PROBLEM TO WORK ON:
Reading down the listing below, count the lines where the word "Nano" shows up, then give only that count.

^^^^

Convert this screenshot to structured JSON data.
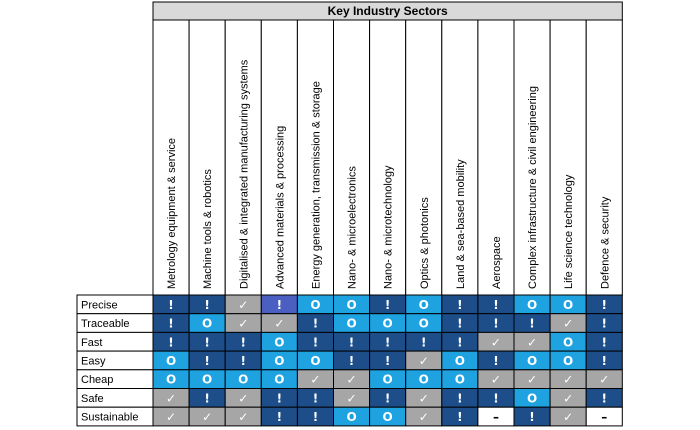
{
  "chart_data": {
    "type": "table",
    "title": "Key Industry Sectors",
    "columns": [
      "Metrology equipment & service",
      "Machine tools & robotics",
      "Digitalised & integrated manufacturing systems",
      "Advanced materials & processing",
      "Energy generation, transmission & storage",
      "Nano- & microelectronics",
      "Nano- & microtechnology",
      "Optics & photonics",
      "Land & sea-based mobility",
      "Aerospace",
      "Complex infrastructure & civil engineering",
      "Life science technology",
      "Defence & security"
    ],
    "rows": [
      {
        "label": "Precise",
        "cells": [
          "!",
          "!",
          "✓",
          "!",
          "O",
          "O",
          "!",
          "O",
          "!",
          "!",
          "O",
          "O",
          "!"
        ]
      },
      {
        "label": "Traceable",
        "cells": [
          "!",
          "O",
          "✓",
          "✓",
          "!",
          "O",
          "O",
          "O",
          "!",
          "!",
          "!",
          "✓",
          "!"
        ]
      },
      {
        "label": "Fast",
        "cells": [
          "!",
          "!",
          "!",
          "O",
          "!",
          "!",
          "!",
          "!",
          "!",
          "✓",
          "✓",
          "O",
          "!"
        ]
      },
      {
        "label": "Easy",
        "cells": [
          "O",
          "!",
          "!",
          "O",
          "O",
          "!",
          "!",
          "✓",
          "O",
          "!",
          "O",
          "O",
          "!"
        ]
      },
      {
        "label": "Cheap",
        "cells": [
          "O",
          "O",
          "O",
          "O",
          "✓",
          "✓",
          "O",
          "O",
          "O",
          "✓",
          "✓",
          "✓",
          "✓"
        ]
      },
      {
        "label": "Safe",
        "cells": [
          "✓",
          "!",
          "✓",
          "!",
          "!",
          "✓",
          "!",
          "✓",
          "!",
          "!",
          "O",
          "✓",
          "!"
        ]
      },
      {
        "label": "Sustainable",
        "cells": [
          "✓",
          "✓",
          "✓",
          "!",
          "!",
          "O",
          "O",
          "✓",
          "!",
          "–",
          "!",
          "✓",
          "–"
        ]
      }
    ],
    "row_fills": [
      [
        "#1d4e89",
        "#1d4e89",
        "#a6a6a6",
        "#4a5fc1",
        "#1fa2e0",
        "#1fa2e0",
        "#1d4e89",
        "#1fa2e0",
        "#1d4e89",
        "#1d4e89",
        "#1fa2e0",
        "#1fa2e0",
        "#1d4e89"
      ],
      [
        "#1d4e89",
        "#1fa2e0",
        "#a6a6a6",
        "#a6a6a6",
        "#1d4e89",
        "#1fa2e0",
        "#1fa2e0",
        "#1fa2e0",
        "#1d4e89",
        "#1d4e89",
        "#1d4e89",
        "#a6a6a6",
        "#1d4e89"
      ],
      [
        "#1d4e89",
        "#1d4e89",
        "#1d4e89",
        "#1fa2e0",
        "#1d4e89",
        "#1d4e89",
        "#1d4e89",
        "#1d4e89",
        "#1d4e89",
        "#a6a6a6",
        "#a6a6a6",
        "#1fa2e0",
        "#1d4e89"
      ],
      [
        "#1fa2e0",
        "#1d4e89",
        "#1d4e89",
        "#1fa2e0",
        "#1fa2e0",
        "#1d4e89",
        "#1d4e89",
        "#a6a6a6",
        "#1fa2e0",
        "#1d4e89",
        "#1fa2e0",
        "#1fa2e0",
        "#1d4e89"
      ],
      [
        "#1fa2e0",
        "#1fa2e0",
        "#1fa2e0",
        "#1fa2e0",
        "#a6a6a6",
        "#a6a6a6",
        "#1fa2e0",
        "#1fa2e0",
        "#1fa2e0",
        "#a6a6a6",
        "#a6a6a6",
        "#a6a6a6",
        "#a6a6a6"
      ],
      [
        "#a6a6a6",
        "#1d4e89",
        "#a6a6a6",
        "#1d4e89",
        "#1d4e89",
        "#a6a6a6",
        "#1d4e89",
        "#a6a6a6",
        "#1d4e89",
        "#1d4e89",
        "#1fa2e0",
        "#a6a6a6",
        "#1d4e89"
      ],
      [
        "#a6a6a6",
        "#a6a6a6",
        "#a6a6a6",
        "#1d4e89",
        "#1d4e89",
        "#1fa2e0",
        "#1fa2e0",
        "#a6a6a6",
        "#1d4e89",
        "#ffffff",
        "#1d4e89",
        "#a6a6a6",
        "#ffffff"
      ]
    ],
    "colors": {
      "dark_blue": "#1d4e89",
      "light_blue": "#1fa2e0",
      "indigo": "#4a5fc1",
      "gray": "#a6a6a6",
      "white": "#ffffff",
      "header_fill": "#d9d9d9"
    }
  }
}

^^^^

TASK RESULT:
2